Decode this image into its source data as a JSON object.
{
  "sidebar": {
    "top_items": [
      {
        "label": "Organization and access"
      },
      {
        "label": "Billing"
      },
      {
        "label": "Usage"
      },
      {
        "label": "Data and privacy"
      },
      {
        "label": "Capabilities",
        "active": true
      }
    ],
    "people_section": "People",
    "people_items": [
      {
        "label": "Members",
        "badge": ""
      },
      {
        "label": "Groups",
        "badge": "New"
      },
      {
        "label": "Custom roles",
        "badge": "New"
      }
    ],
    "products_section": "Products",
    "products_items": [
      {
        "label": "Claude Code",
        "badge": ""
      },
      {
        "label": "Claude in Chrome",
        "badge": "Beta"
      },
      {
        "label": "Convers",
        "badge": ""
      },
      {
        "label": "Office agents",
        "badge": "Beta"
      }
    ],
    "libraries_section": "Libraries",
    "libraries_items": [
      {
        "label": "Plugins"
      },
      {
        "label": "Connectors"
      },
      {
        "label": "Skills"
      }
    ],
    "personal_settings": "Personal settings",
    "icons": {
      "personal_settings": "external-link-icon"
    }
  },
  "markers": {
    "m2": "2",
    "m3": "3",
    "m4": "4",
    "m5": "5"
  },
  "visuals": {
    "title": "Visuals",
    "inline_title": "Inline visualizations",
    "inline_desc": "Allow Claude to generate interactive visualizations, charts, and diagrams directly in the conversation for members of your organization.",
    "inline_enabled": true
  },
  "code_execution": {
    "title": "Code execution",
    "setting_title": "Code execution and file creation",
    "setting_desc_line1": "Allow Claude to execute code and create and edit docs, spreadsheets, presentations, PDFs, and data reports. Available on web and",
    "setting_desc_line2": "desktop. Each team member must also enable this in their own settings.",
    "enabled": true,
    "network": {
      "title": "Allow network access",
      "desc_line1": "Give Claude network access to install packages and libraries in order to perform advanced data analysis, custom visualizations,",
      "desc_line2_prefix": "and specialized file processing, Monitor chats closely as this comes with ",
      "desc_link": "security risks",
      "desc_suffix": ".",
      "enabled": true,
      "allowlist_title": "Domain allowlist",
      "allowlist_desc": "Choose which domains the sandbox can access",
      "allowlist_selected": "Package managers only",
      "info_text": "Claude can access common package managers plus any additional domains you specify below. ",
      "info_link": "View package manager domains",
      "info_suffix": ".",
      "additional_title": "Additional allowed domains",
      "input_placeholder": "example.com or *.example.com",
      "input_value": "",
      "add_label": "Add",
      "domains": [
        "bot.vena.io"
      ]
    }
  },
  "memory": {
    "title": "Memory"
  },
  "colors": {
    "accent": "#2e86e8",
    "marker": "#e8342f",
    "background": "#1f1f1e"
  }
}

TASK DIRECTIONS
Filter out all lines lacking the word "file" and copy the rest.

WRITTEN ANSWER
    "setting_title": "Code execution and file creation",
      "desc_line2_prefix": "and specialized file processing, Monitor chats closely as this comes with ",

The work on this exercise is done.